• **Prompt**
Please echo, character for character, the lines between the one containing "hour-dash [102, 206, 113, 210]" and the one containing "posting-habit-dot[interactable] [798, 142, 827, 170]", inclusive.
## BEGIN Dataset rows
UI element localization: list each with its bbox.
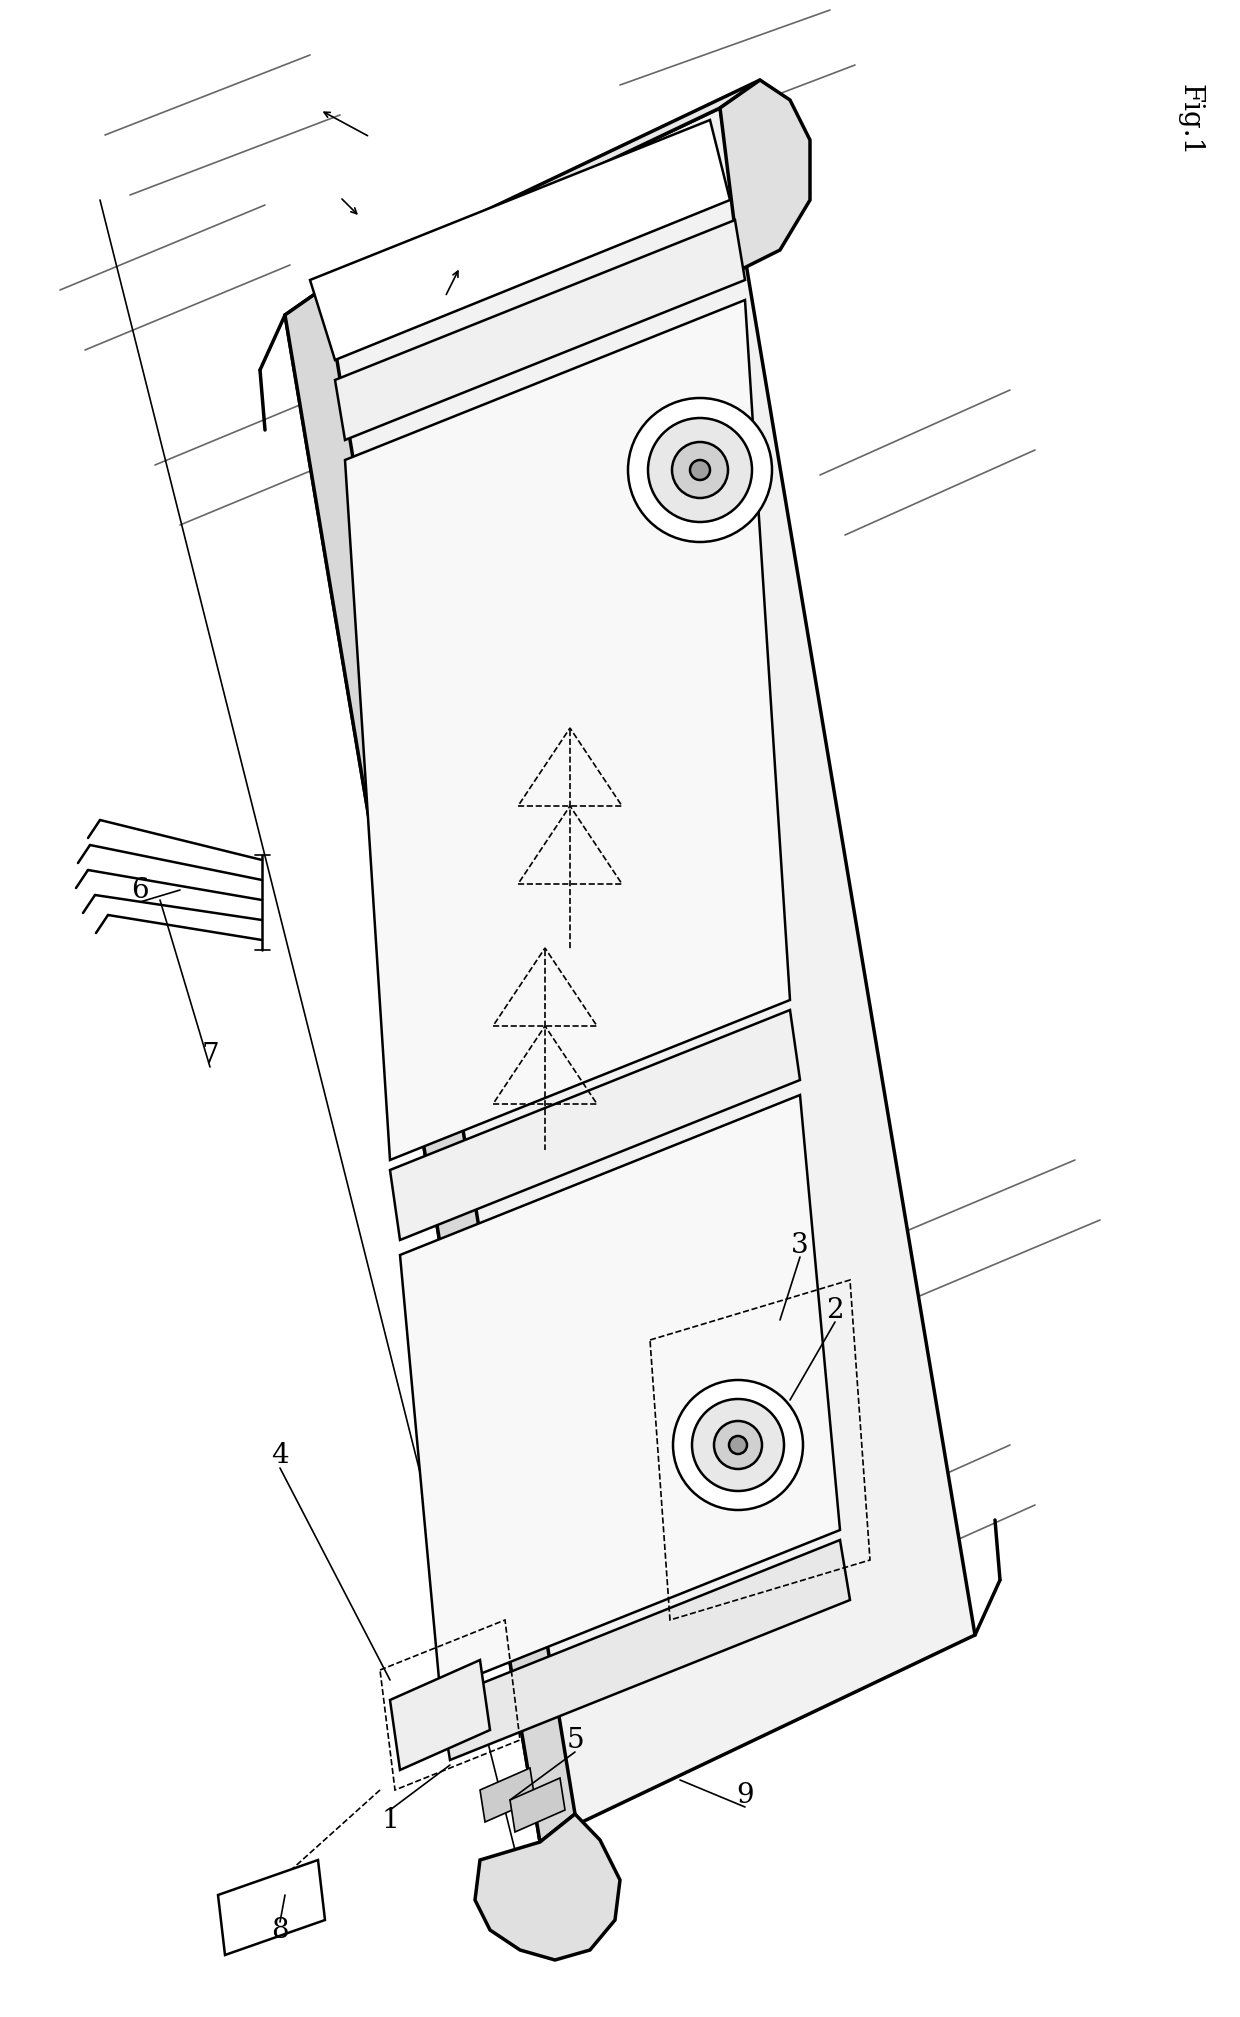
Text: 5: 5 <box>567 1727 584 1753</box>
Polygon shape <box>285 286 575 1842</box>
Text: Fig.1: Fig.1 <box>1177 85 1204 155</box>
Polygon shape <box>218 1860 325 1954</box>
Text: 4: 4 <box>272 1442 289 1468</box>
Text: 6: 6 <box>131 877 149 904</box>
Text: 2: 2 <box>826 1297 843 1323</box>
Polygon shape <box>285 109 975 1842</box>
Circle shape <box>673 1380 804 1511</box>
Polygon shape <box>310 119 730 359</box>
Polygon shape <box>510 1779 565 1831</box>
Circle shape <box>672 442 728 498</box>
Circle shape <box>627 397 773 543</box>
Text: 1: 1 <box>381 1807 399 1833</box>
Polygon shape <box>335 220 745 440</box>
Circle shape <box>692 1400 784 1491</box>
Circle shape <box>689 460 711 480</box>
Polygon shape <box>391 1660 490 1771</box>
Circle shape <box>649 418 751 522</box>
Text: 8: 8 <box>272 1916 289 1944</box>
Text: 9: 9 <box>737 1781 754 1809</box>
Polygon shape <box>720 81 810 270</box>
Text: 3: 3 <box>791 1232 808 1259</box>
Polygon shape <box>285 81 760 315</box>
Circle shape <box>714 1422 763 1468</box>
Polygon shape <box>440 1541 849 1761</box>
Circle shape <box>729 1436 746 1454</box>
Polygon shape <box>480 1769 534 1821</box>
Text: 7: 7 <box>201 1041 219 1069</box>
Polygon shape <box>391 1011 800 1240</box>
Polygon shape <box>475 1813 620 1961</box>
Polygon shape <box>345 301 790 1160</box>
Polygon shape <box>401 1095 839 1690</box>
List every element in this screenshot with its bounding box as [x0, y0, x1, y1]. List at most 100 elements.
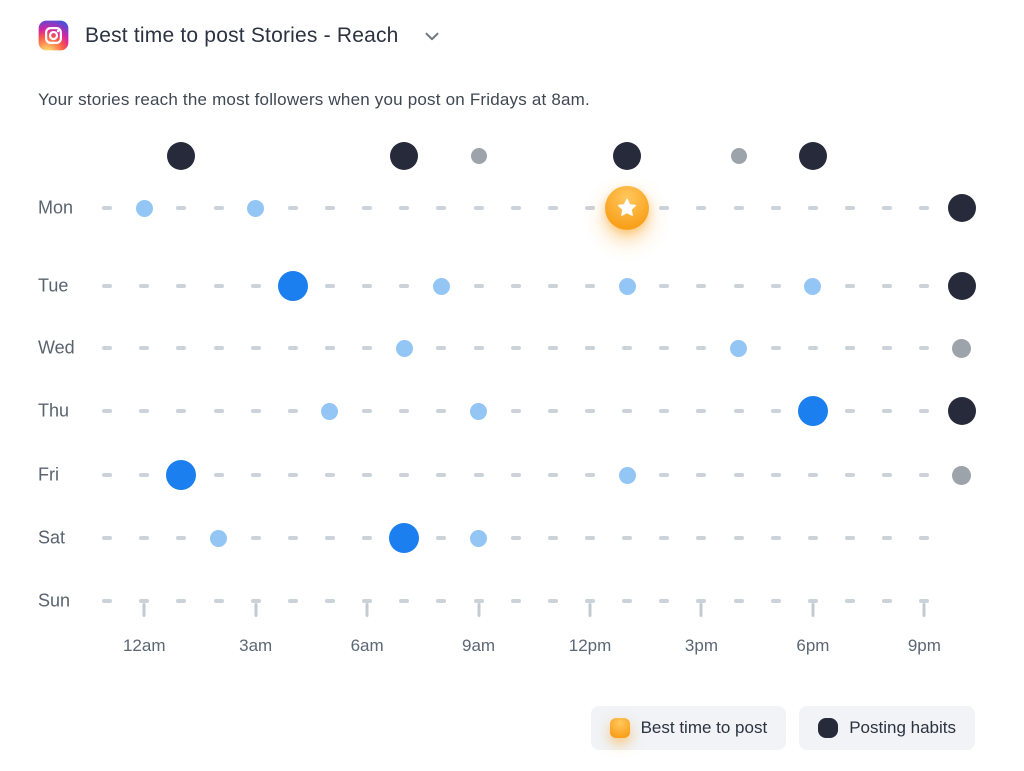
hour-dash [102, 206, 113, 210]
hour-slot [646, 263, 683, 309]
hour-slot [274, 515, 311, 561]
hour-dash [733, 409, 744, 413]
hour-dash [139, 473, 150, 477]
hour-slot [423, 578, 460, 624]
hour-dash [585, 206, 595, 210]
low-activity-dot[interactable] [952, 338, 971, 358]
hour-dash [510, 284, 521, 288]
hour-dash [287, 409, 298, 413]
day-label-fri: Fri [38, 464, 59, 485]
hour-slot [757, 452, 794, 498]
hour-dash [399, 473, 410, 477]
low-activity-dot[interactable] [730, 148, 747, 164]
posting-habit-dot[interactable] [798, 142, 827, 170]
hour-slot [423, 452, 460, 498]
hour-dash [696, 473, 707, 477]
reach-dot[interactable] [210, 529, 227, 547]
reach-dot[interactable] [618, 466, 636, 484]
hour-slot [683, 325, 720, 371]
chevron-down-icon[interactable] [421, 25, 443, 47]
posting-habit-dot[interactable] [947, 397, 976, 425]
hour-slot [274, 185, 311, 231]
hour-dash [770, 536, 781, 540]
posting-habit-dot[interactable] [167, 142, 196, 170]
hour-slot [757, 185, 794, 231]
hour-slot [200, 515, 237, 561]
hour-slot [311, 185, 348, 231]
hour-slot [126, 388, 163, 434]
hour-slot [720, 263, 757, 309]
hour-slot [869, 578, 906, 624]
hour-slot [534, 325, 571, 371]
posting-habit-dot[interactable] [947, 272, 976, 300]
hour-dash [473, 346, 484, 350]
hour-slot [720, 185, 757, 231]
hour-dash [436, 409, 447, 413]
hour-slot [757, 263, 794, 309]
reach-dot[interactable] [470, 529, 488, 547]
hour-dash [510, 536, 521, 540]
hour-dash [696, 206, 707, 210]
peak-reach-dot[interactable] [389, 523, 420, 553]
legend-best-time[interactable]: Best time to post [590, 706, 787, 750]
low-activity-dot[interactable] [470, 148, 487, 164]
hour-dash [919, 206, 930, 210]
reach-dot[interactable] [804, 277, 822, 295]
hour-dash [102, 473, 113, 477]
legend-posting-habits[interactable]: Posting habits [799, 706, 975, 750]
hour-slot [163, 185, 200, 231]
reach-dot[interactable] [395, 339, 413, 357]
hour-dash [807, 536, 818, 540]
summary-text: Your stories reach the most followers wh… [38, 90, 590, 109]
hour-dash [845, 599, 856, 603]
hour-slot [869, 388, 906, 434]
hour-slot [349, 515, 386, 561]
posting-habit-dot[interactable] [613, 142, 642, 170]
hour-dash [324, 473, 335, 477]
hour-slot [720, 515, 757, 561]
hour-dash [882, 536, 893, 540]
hour-dash [882, 206, 893, 210]
hour-slot [720, 325, 757, 371]
reach-dot[interactable] [321, 402, 339, 420]
reach-dot[interactable] [247, 199, 265, 217]
hour-slot [534, 388, 571, 434]
hour-slot [423, 263, 460, 309]
hour-dash [770, 473, 781, 477]
hour-slot [683, 185, 720, 231]
reach-dot[interactable] [135, 199, 153, 217]
reach-dot[interactable] [730, 339, 748, 357]
hour-slot [163, 452, 200, 498]
hour-slot [943, 388, 980, 434]
hour-slot [720, 452, 757, 498]
x-axis-label-12am: 12am [122, 636, 166, 655]
hour-slot [89, 263, 126, 309]
reach-dot[interactable] [470, 402, 488, 420]
hour-dash [510, 409, 521, 413]
hour-slot [126, 578, 163, 624]
hour-dash [733, 599, 744, 603]
hour-slot [349, 452, 386, 498]
hour-slot [163, 388, 200, 434]
hour-slot [200, 185, 237, 231]
posting-habit-dot[interactable] [947, 194, 976, 222]
hour-slot [757, 578, 794, 624]
best-time-star[interactable] [605, 186, 650, 230]
reach-dot[interactable] [618, 277, 636, 295]
hour-dash [436, 536, 447, 540]
hour-slot [869, 263, 906, 309]
peak-reach-dot[interactable] [277, 271, 308, 301]
peak-reach-dot[interactable] [797, 396, 828, 426]
hour-dash [845, 473, 856, 477]
hour-dash [845, 536, 856, 540]
hour-slot [200, 388, 237, 434]
hour-slot [832, 515, 869, 561]
hour-slot [794, 325, 831, 371]
hour-slot [906, 515, 943, 561]
low-activity-dot[interactable] [952, 465, 971, 485]
hour-slot [386, 388, 423, 434]
axis-tick [922, 603, 926, 617]
posting-habit-dot[interactable] [390, 142, 419, 170]
peak-reach-dot[interactable] [166, 460, 197, 490]
reach-dot[interactable] [432, 277, 450, 295]
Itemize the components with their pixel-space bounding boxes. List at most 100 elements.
## END Dataset rows
• **Full output**
hour-dash [102, 206, 113, 210]
hour-slot [646, 263, 683, 309]
hour-slot [274, 515, 311, 561]
hour-dash [733, 409, 744, 413]
hour-dash [139, 473, 150, 477]
hour-slot [423, 578, 460, 624]
hour-dash [585, 206, 595, 210]
low-activity-dot[interactable] [952, 338, 971, 358]
hour-dash [510, 284, 521, 288]
hour-dash [287, 409, 298, 413]
day-label-fri: Fri [38, 464, 59, 485]
hour-slot [757, 452, 794, 498]
hour-dash [399, 473, 410, 477]
low-activity-dot[interactable] [730, 148, 747, 164]
posting-habit-dot[interactable] [798, 142, 827, 170]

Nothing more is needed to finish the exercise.